Your instructions —
Restate each line word for word. Leave out every picture.

##### Provided records

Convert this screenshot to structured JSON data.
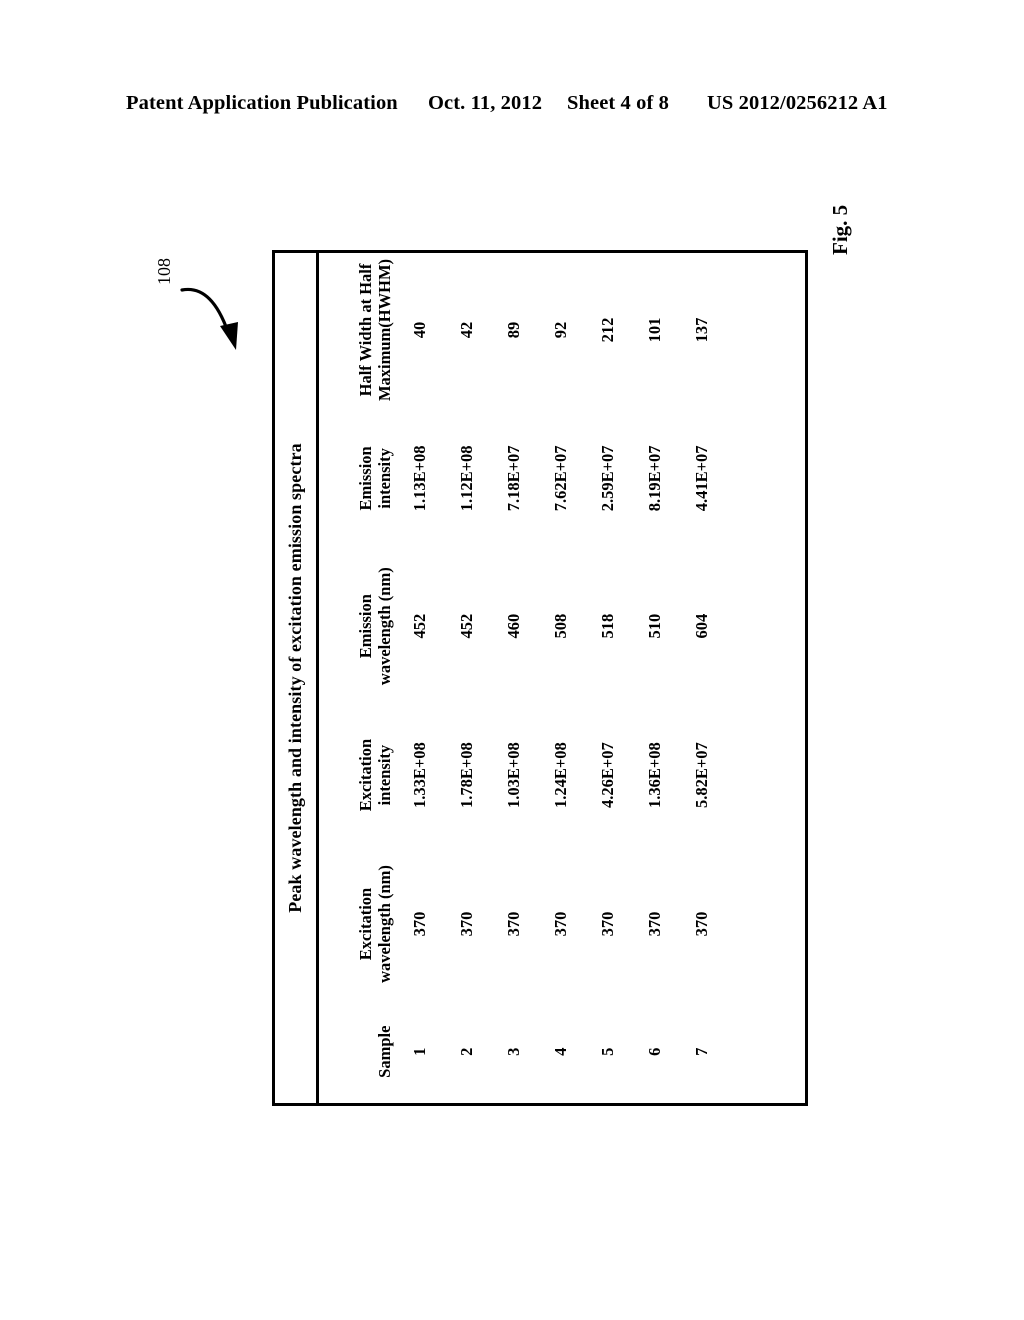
{
  "page_header": {
    "publication": "Patent Application Publication",
    "date": "Oct. 11, 2012",
    "sheet": "Sheet 4 of 8",
    "publication_number": "US 2012/0256212 A1"
  },
  "figure": {
    "label": "Fig. 5",
    "reference_numeral": "108",
    "lead_arrow_icon": "curved-arrow-icon"
  },
  "table": {
    "title": "Peak wavelength and intensity of excitation emission spectra",
    "columns": [
      {
        "line1": "Sample",
        "line2": ""
      },
      {
        "line1": "Excitation",
        "line2": "wavelength (nm)"
      },
      {
        "line1": "Excitation",
        "line2": "intensity"
      },
      {
        "line1": "Emission",
        "line2": "wavelength (nm)"
      },
      {
        "line1": "Emission",
        "line2": "intensity"
      },
      {
        "line1": "Half Width at Half",
        "line2": "Maximum(HWHM)"
      }
    ],
    "rows": [
      {
        "sample": "1",
        "excitation_wavelength": "370",
        "excitation_intensity": "1.33E+08",
        "emission_wavelength": "452",
        "emission_intensity": "1.13E+08",
        "hwhm": "40"
      },
      {
        "sample": "2",
        "excitation_wavelength": "370",
        "excitation_intensity": "1.78E+08",
        "emission_wavelength": "452",
        "emission_intensity": "1.12E+08",
        "hwhm": "42"
      },
      {
        "sample": "3",
        "excitation_wavelength": "370",
        "excitation_intensity": "1.03E+08",
        "emission_wavelength": "460",
        "emission_intensity": "7.18E+07",
        "hwhm": "89"
      },
      {
        "sample": "4",
        "excitation_wavelength": "370",
        "excitation_intensity": "1.24E+08",
        "emission_wavelength": "508",
        "emission_intensity": "7.62E+07",
        "hwhm": "92"
      },
      {
        "sample": "5",
        "excitation_wavelength": "370",
        "excitation_intensity": "4.26E+07",
        "emission_wavelength": "518",
        "emission_intensity": "2.59E+07",
        "hwhm": "212"
      },
      {
        "sample": "6",
        "excitation_wavelength": "370",
        "excitation_intensity": "1.36E+08",
        "emission_wavelength": "510",
        "emission_intensity": "8.19E+07",
        "hwhm": "101"
      },
      {
        "sample": "7",
        "excitation_wavelength": "370",
        "excitation_intensity": "5.82E+07",
        "emission_wavelength": "604",
        "emission_intensity": "4.41E+07",
        "hwhm": "137"
      }
    ]
  },
  "colors": {
    "ink": "#000000",
    "paper": "#ffffff"
  }
}
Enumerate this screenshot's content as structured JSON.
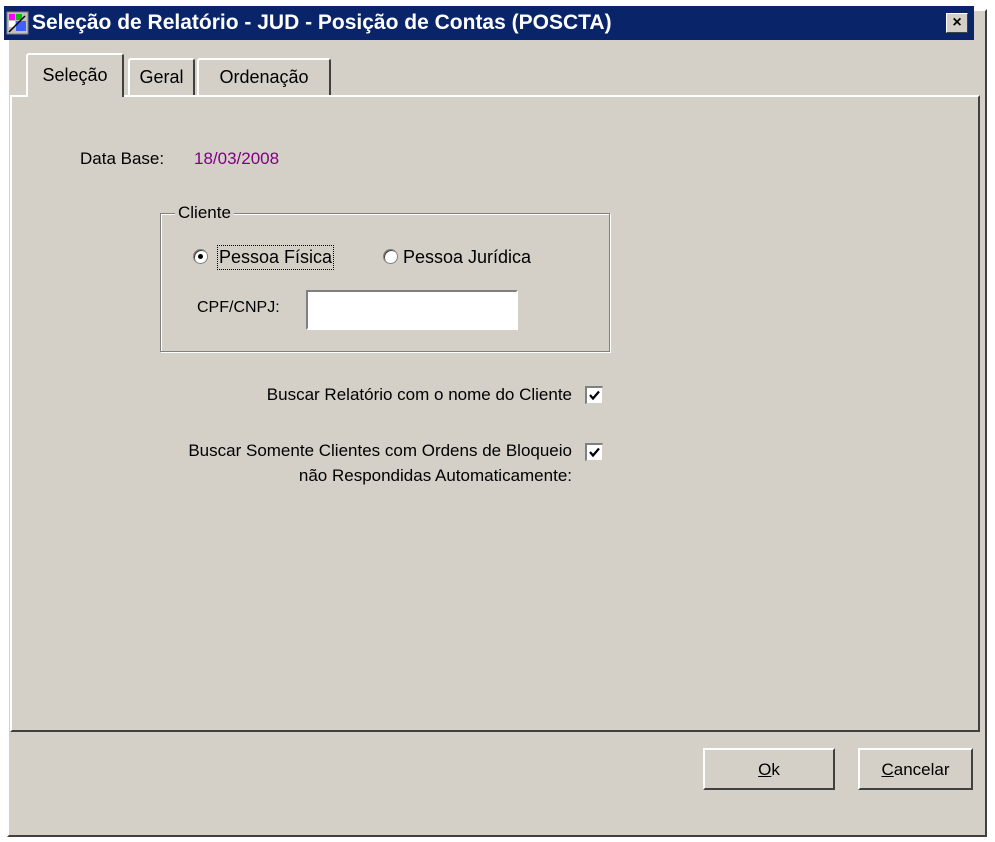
{
  "window": {
    "title": "Seleção de Relatório - JUD - Posição de Contas (POSCTA)",
    "close_glyph": "×"
  },
  "tabs": [
    {
      "label": "Seleção",
      "active": true
    },
    {
      "label": "Geral",
      "active": false
    },
    {
      "label": "Ordenação",
      "active": false
    }
  ],
  "selecao": {
    "data_base_label": "Data Base:",
    "data_base_value": "18/03/2008",
    "data_base_color": "#800080",
    "cliente_group": {
      "legend": "Cliente",
      "radio_fisica": "Pessoa Física",
      "radio_juridica": "Pessoa Jurídica",
      "selected": "Pessoa Física",
      "cpf_label": "CPF/CNPJ:",
      "cpf_value": ""
    },
    "buscar_nome_label": "Buscar Relatório com o nome do Cliente",
    "buscar_nome_checked": true,
    "buscar_bloqueio_label_line1": "Buscar Somente Clientes com Ordens de Bloqueio",
    "buscar_bloqueio_label_line2": "não Respondidas Automaticamente:",
    "buscar_bloqueio_checked": true
  },
  "buttons": {
    "ok": "Ok",
    "cancel": "Cancelar"
  },
  "colors": {
    "titlebar": "#0a246a",
    "face": "#d4d0c8"
  }
}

##########

Exercise solution —
Convert this screenshot to structured JSON data.
{
  "page_header": {
    "publication": "Patent Application Publication",
    "date": "Oct. 11, 2012",
    "sheet": "Sheet 4 of 8",
    "publication_number": "US 2012/0256212 A1"
  },
  "figure": {
    "label": "Fig. 5",
    "reference_numeral": "108",
    "lead_arrow_icon": "curved-arrow-icon"
  },
  "table": {
    "title": "Peak wavelength and intensity of excitation emission spectra",
    "columns": [
      {
        "line1": "Sample",
        "line2": ""
      },
      {
        "line1": "Excitation",
        "line2": "wavelength (nm)"
      },
      {
        "line1": "Excitation",
        "line2": "intensity"
      },
      {
        "line1": "Emission",
        "line2": "wavelength (nm)"
      },
      {
        "line1": "Emission",
        "line2": "intensity"
      },
      {
        "line1": "Half Width at Half",
        "line2": "Maximum(HWHM)"
      }
    ],
    "rows": [
      {
        "sample": "1",
        "excitation_wavelength": "370",
        "excitation_intensity": "1.33E+08",
        "emission_wavelength": "452",
        "emission_intensity": "1.13E+08",
        "hwhm": "40"
      },
      {
        "sample": "2",
        "excitation_wavelength": "370",
        "excitation_intensity": "1.78E+08",
        "emission_wavelength": "452",
        "emission_intensity": "1.12E+08",
        "hwhm": "42"
      },
      {
        "sample": "3",
        "excitation_wavelength": "370",
        "excitation_intensity": "1.03E+08",
        "emission_wavelength": "460",
        "emission_intensity": "7.18E+07",
        "hwhm": "89"
      },
      {
        "sample": "4",
        "excitation_wavelength": "370",
        "excitation_intensity": "1.24E+08",
        "emission_wavelength": "508",
        "emission_intensity": "7.62E+07",
        "hwhm": "92"
      },
      {
        "sample": "5",
        "excitation_wavelength": "370",
        "excitation_intensity": "4.26E+07",
        "emission_wavelength": "518",
        "emission_intensity": "2.59E+07",
        "hwhm": "212"
      },
      {
        "sample": "6",
        "excitation_wavelength": "370",
        "excitation_intensity": "1.36E+08",
        "emission_wavelength": "510",
        "emission_intensity": "8.19E+07",
        "hwhm": "101"
      },
      {
        "sample": "7",
        "excitation_wavelength": "370",
        "excitation_intensity": "5.82E+07",
        "emission_wavelength": "604",
        "emission_intensity": "4.41E+07",
        "hwhm": "137"
      }
    ]
  },
  "colors": {
    "ink": "#000000",
    "paper": "#ffffff"
  }
}
Enumerate this screenshot's content as structured JSON.
{
  "window": {
    "title": "Seleção de Relatório - JUD - Posição de Contas (POSCTA)",
    "close_glyph": "×"
  },
  "tabs": [
    {
      "label": "Seleção",
      "active": true
    },
    {
      "label": "Geral",
      "active": false
    },
    {
      "label": "Ordenação",
      "active": false
    }
  ],
  "selecao": {
    "data_base_label": "Data Base:",
    "data_base_value": "18/03/2008",
    "data_base_color": "#800080",
    "cliente_group": {
      "legend": "Cliente",
      "radio_fisica": "Pessoa Física",
      "radio_juridica": "Pessoa Jurídica",
      "selected": "Pessoa Física",
      "cpf_label": "CPF/CNPJ:",
      "cpf_value": ""
    },
    "buscar_nome_label": "Buscar Relatório com o nome do Cliente",
    "buscar_nome_checked": true,
    "buscar_bloqueio_label_line1": "Buscar Somente Clientes com Ordens de Bloqueio",
    "buscar_bloqueio_label_line2": "não Respondidas Automaticamente:",
    "buscar_bloqueio_checked": true
  },
  "buttons": {
    "ok": "Ok",
    "cancel": "Cancelar"
  },
  "colors": {
    "titlebar": "#0a246a",
    "face": "#d4d0c8"
  }
}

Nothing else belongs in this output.